-- Start of RECORDS SUPPLIED --

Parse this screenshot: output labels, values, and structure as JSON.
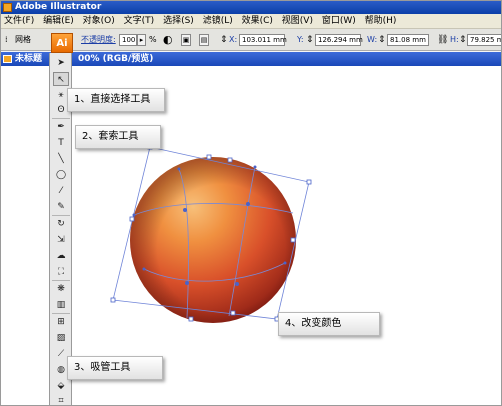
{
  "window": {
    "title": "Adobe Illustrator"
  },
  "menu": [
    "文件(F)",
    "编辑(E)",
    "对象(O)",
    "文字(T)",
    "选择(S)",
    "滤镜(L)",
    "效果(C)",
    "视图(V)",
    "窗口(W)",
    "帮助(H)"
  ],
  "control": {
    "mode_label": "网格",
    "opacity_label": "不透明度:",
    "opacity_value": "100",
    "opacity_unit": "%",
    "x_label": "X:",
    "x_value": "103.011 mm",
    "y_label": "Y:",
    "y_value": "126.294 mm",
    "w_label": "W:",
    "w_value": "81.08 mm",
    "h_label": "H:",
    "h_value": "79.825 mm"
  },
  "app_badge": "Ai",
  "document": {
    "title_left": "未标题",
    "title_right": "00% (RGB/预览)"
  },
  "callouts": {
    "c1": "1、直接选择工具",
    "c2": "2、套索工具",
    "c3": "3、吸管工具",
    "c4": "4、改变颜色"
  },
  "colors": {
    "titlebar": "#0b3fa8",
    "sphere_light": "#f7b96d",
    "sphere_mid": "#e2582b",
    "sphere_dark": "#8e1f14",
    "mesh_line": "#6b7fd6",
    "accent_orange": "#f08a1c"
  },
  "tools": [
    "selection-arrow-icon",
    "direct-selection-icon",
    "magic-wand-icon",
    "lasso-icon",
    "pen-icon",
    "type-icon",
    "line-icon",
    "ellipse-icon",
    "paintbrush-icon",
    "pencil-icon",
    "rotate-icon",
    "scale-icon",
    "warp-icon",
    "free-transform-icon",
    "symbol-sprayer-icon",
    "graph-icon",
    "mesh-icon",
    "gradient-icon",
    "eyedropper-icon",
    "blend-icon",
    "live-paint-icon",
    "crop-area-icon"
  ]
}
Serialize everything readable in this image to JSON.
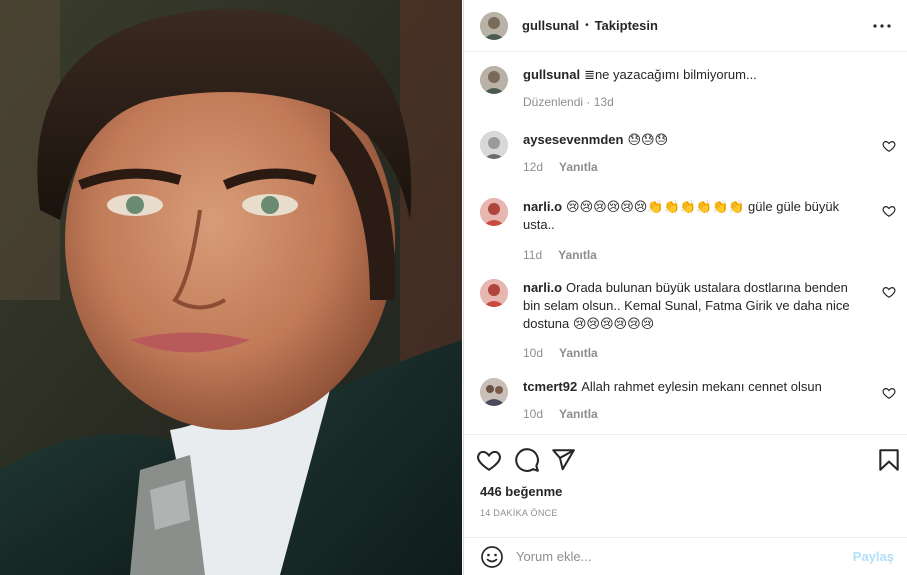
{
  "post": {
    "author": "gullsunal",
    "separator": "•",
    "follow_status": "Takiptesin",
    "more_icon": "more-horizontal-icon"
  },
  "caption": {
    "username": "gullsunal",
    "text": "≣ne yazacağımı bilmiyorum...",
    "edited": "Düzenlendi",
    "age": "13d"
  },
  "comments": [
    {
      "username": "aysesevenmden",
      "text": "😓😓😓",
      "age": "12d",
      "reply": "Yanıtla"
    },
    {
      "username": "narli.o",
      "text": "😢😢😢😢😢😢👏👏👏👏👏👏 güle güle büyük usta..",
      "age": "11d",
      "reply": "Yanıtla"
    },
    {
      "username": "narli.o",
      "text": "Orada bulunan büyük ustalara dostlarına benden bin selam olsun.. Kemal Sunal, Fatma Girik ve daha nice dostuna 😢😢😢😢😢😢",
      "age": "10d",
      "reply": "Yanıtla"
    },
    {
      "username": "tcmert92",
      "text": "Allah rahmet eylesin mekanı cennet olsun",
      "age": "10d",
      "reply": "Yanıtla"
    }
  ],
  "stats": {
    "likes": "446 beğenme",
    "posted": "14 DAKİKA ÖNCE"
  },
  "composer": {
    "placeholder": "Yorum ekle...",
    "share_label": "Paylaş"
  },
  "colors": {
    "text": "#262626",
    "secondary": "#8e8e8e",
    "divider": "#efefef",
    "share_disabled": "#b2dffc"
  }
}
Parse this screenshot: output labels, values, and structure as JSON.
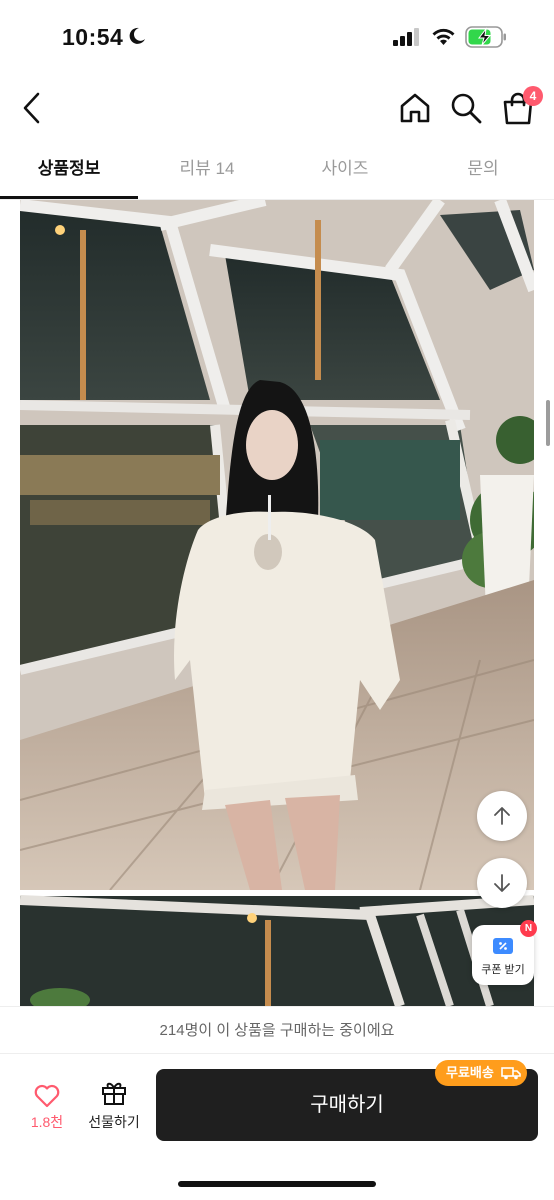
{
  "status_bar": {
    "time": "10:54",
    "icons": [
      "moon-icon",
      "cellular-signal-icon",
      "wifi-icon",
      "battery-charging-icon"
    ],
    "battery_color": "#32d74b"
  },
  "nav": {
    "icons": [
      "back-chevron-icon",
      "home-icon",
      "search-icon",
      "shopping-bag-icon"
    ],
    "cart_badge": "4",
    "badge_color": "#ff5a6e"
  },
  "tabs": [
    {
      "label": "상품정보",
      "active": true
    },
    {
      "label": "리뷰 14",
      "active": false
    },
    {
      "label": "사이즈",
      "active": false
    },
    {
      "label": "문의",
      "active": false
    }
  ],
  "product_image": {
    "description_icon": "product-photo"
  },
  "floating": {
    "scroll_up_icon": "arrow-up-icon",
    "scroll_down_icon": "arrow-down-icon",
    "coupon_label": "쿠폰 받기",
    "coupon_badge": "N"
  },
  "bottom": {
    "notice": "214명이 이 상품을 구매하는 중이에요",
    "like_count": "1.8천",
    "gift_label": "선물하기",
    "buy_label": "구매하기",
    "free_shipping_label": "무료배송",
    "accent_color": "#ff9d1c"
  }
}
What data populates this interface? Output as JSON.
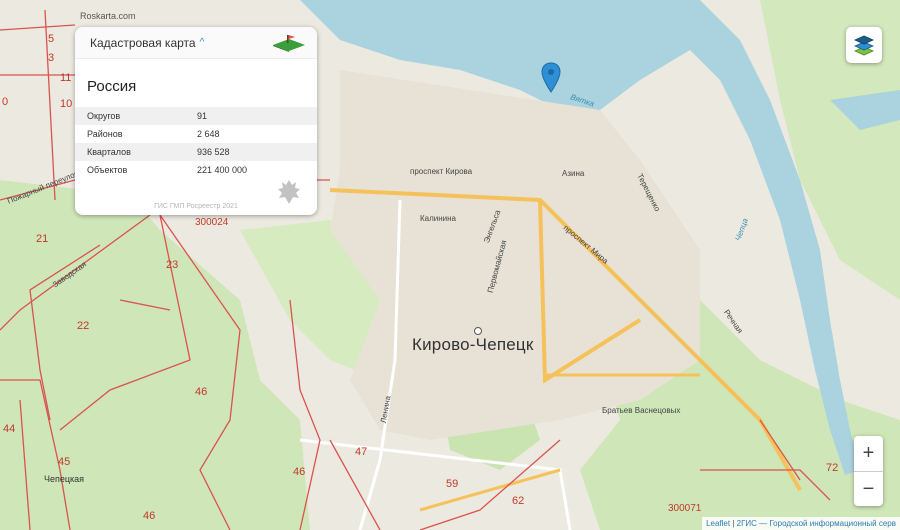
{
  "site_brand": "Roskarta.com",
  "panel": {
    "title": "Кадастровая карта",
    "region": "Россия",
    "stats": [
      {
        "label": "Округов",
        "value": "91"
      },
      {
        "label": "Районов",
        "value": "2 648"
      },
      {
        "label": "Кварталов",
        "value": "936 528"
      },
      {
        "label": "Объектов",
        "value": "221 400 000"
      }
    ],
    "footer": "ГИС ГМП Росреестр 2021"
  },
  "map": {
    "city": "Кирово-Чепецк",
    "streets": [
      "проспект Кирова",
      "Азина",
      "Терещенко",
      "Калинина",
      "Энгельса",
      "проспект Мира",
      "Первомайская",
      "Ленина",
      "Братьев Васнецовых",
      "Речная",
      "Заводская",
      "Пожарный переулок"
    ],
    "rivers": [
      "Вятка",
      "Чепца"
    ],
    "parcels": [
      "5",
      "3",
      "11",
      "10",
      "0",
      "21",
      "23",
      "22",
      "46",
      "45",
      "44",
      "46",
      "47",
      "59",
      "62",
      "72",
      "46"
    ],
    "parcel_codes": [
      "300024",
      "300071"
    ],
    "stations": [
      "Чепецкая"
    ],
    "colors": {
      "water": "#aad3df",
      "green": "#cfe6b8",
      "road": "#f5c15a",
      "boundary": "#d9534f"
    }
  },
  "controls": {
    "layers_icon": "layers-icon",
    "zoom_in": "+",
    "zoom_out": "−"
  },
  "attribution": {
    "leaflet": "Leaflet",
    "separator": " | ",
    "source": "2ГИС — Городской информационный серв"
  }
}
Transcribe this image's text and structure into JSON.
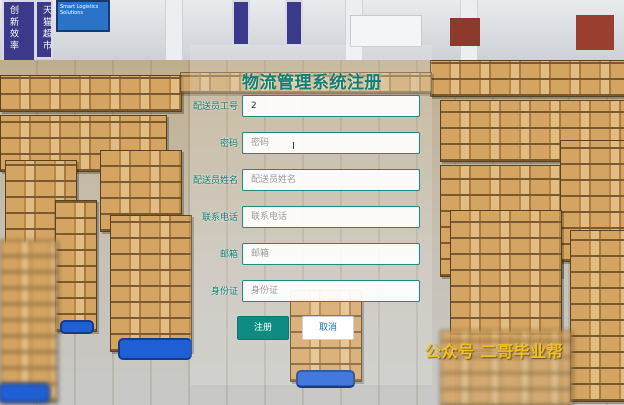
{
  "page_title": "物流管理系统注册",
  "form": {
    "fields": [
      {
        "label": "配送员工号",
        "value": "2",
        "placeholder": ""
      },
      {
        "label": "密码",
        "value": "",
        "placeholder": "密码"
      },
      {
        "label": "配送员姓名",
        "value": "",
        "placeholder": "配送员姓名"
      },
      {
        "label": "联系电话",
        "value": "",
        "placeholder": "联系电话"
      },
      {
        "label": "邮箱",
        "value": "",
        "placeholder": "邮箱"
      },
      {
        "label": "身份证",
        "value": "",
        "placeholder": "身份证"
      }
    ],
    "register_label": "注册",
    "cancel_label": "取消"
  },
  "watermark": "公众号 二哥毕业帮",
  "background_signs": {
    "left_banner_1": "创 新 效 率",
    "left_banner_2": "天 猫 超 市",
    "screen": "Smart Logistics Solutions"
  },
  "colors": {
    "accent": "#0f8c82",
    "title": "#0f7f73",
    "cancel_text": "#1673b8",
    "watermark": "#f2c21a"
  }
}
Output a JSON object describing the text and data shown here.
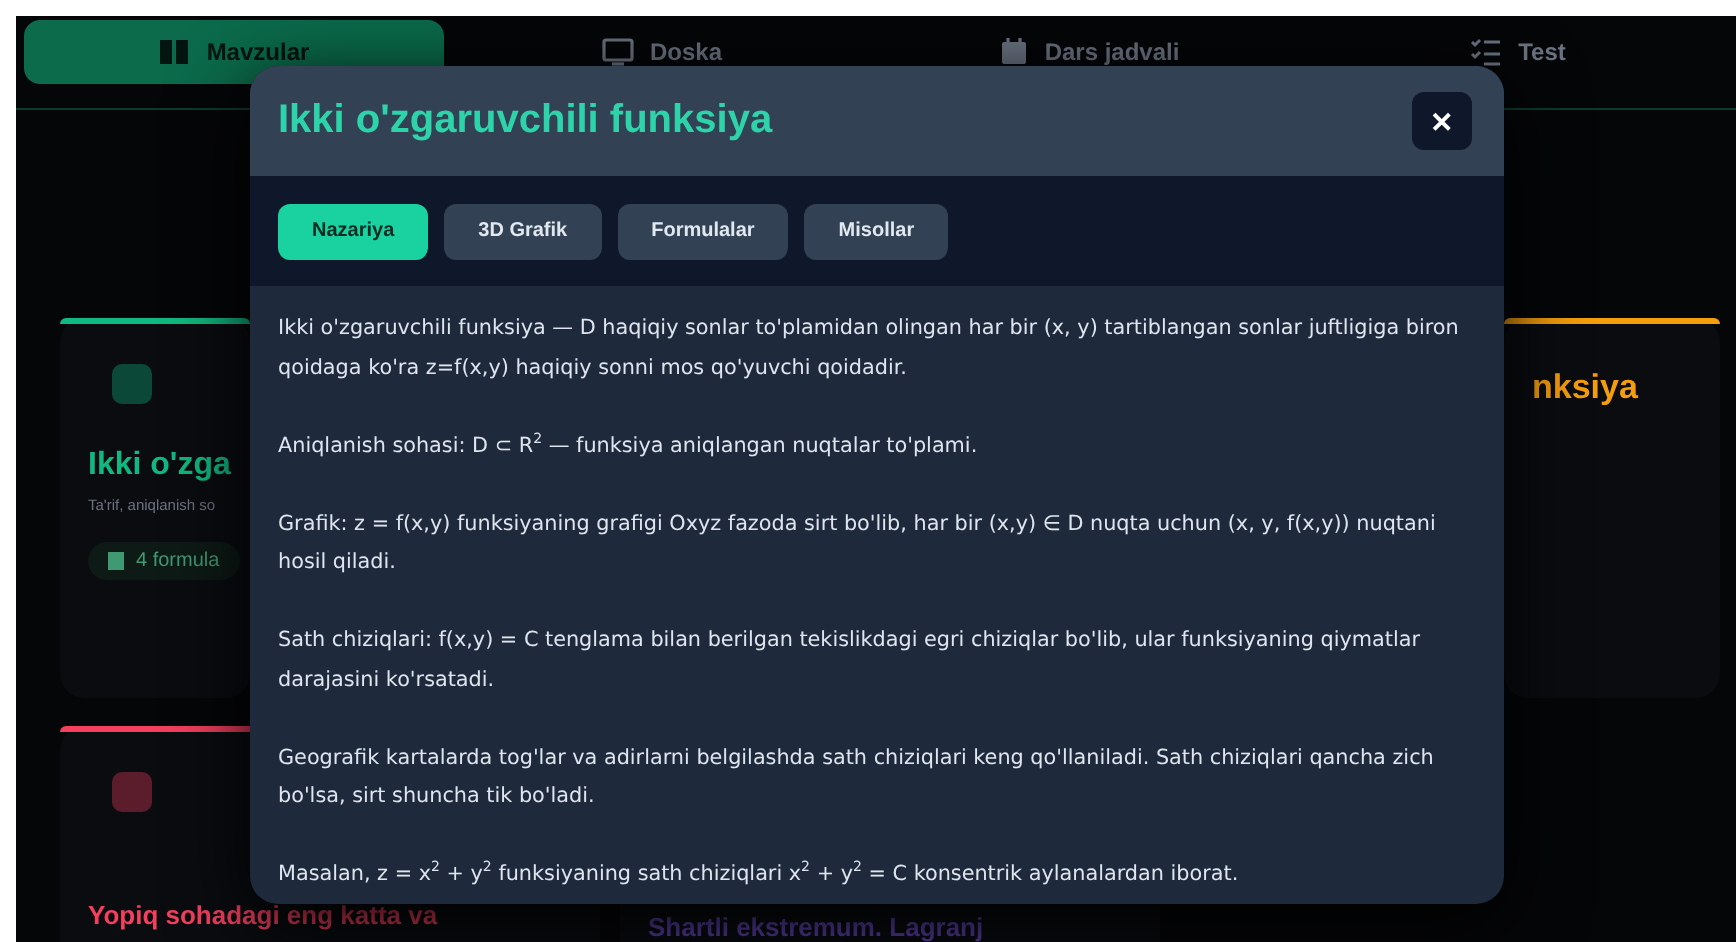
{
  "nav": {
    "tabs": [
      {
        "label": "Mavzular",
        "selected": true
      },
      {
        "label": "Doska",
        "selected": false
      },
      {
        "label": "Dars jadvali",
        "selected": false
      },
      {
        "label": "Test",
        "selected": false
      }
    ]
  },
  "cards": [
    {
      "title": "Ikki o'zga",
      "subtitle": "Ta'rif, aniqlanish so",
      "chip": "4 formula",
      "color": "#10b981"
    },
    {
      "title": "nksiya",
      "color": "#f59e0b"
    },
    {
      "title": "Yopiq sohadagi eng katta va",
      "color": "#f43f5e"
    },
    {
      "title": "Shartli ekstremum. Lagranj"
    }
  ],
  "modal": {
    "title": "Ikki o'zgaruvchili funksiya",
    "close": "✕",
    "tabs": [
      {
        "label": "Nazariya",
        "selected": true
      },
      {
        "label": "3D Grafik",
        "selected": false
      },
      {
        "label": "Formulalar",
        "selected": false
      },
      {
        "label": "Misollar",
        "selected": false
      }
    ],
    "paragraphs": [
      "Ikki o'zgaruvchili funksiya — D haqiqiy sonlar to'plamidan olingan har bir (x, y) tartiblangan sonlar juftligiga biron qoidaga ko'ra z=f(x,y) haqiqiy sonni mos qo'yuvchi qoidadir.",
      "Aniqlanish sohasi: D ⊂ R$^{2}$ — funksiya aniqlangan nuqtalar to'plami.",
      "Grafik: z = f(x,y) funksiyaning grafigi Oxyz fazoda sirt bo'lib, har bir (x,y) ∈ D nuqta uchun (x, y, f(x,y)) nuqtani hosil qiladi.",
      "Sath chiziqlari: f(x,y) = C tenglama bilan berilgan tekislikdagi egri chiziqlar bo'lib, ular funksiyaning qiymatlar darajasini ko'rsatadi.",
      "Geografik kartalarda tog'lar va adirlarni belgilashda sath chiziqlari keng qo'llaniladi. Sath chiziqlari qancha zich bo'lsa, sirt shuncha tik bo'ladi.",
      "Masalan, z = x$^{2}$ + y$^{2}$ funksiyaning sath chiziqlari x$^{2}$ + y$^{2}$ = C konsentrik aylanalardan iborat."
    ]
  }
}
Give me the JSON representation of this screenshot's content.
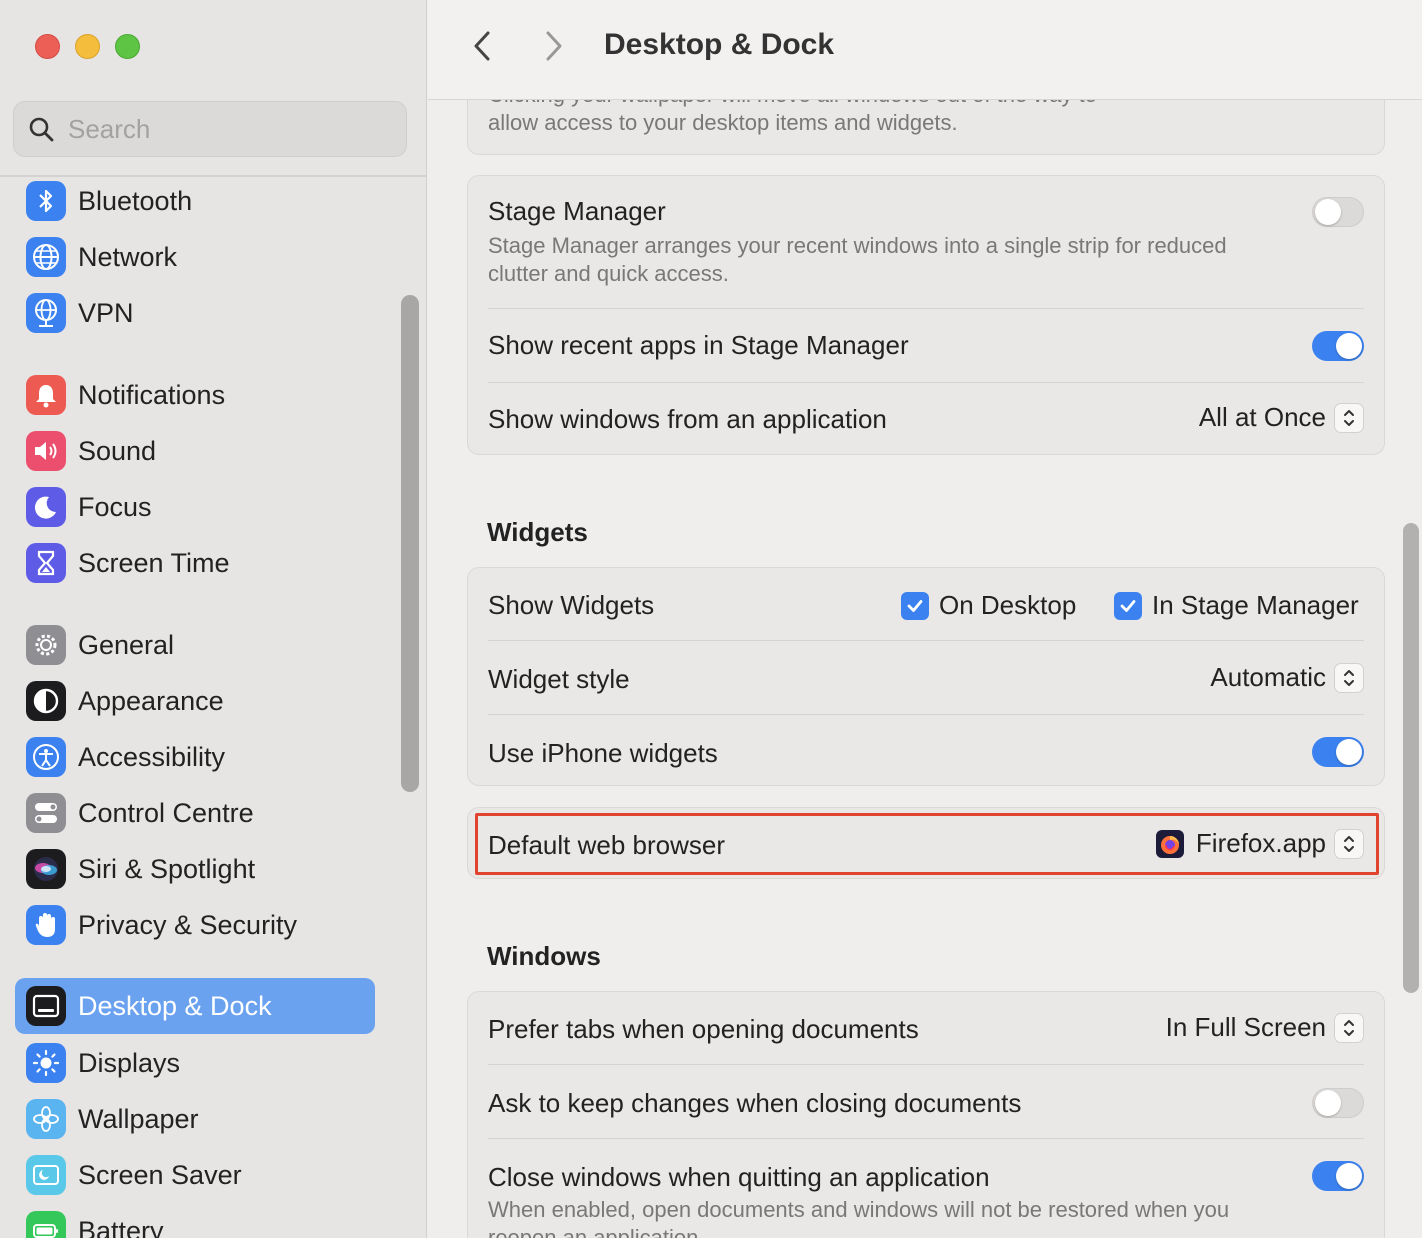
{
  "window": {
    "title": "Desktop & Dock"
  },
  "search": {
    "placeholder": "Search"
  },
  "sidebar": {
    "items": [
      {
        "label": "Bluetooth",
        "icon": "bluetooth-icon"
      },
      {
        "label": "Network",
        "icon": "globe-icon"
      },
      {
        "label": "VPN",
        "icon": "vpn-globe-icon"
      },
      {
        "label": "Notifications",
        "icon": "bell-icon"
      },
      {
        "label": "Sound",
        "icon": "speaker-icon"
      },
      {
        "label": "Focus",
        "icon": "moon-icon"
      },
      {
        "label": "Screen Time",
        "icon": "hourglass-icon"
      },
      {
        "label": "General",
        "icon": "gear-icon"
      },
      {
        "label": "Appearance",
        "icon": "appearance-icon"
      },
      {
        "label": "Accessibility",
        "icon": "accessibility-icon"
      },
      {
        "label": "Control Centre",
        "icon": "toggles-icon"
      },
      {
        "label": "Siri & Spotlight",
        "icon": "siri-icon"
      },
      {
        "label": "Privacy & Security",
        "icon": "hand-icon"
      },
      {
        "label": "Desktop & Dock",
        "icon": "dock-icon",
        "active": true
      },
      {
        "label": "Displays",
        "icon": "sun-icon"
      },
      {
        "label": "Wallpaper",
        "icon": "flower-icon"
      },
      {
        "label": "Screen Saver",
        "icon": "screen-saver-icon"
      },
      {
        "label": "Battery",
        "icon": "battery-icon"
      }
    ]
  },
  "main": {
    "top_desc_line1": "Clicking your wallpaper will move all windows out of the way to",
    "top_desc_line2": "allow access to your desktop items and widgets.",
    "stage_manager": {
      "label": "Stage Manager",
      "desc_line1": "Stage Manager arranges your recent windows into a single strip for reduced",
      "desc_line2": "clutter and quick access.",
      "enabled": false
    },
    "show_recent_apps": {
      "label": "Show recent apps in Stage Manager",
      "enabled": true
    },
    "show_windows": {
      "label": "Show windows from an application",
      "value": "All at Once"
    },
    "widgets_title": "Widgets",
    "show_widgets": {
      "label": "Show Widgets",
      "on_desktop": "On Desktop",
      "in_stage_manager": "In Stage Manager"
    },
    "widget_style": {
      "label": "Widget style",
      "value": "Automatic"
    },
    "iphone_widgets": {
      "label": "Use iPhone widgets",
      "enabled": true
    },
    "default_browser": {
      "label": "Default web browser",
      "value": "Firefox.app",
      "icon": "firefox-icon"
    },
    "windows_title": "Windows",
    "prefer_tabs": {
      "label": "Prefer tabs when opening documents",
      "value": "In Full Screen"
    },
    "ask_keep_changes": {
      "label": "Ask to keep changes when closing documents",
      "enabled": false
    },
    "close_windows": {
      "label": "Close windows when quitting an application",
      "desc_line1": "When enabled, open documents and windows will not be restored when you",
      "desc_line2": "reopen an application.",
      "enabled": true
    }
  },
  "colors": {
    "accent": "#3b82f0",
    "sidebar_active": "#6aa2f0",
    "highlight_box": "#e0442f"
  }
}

-- End of RECORDS SUPPLIED --

Take every line from the records above that has the word "data" and copy it.

What data populates this interface? Output as JSON.
Output a JSON object describing the text and data shown here.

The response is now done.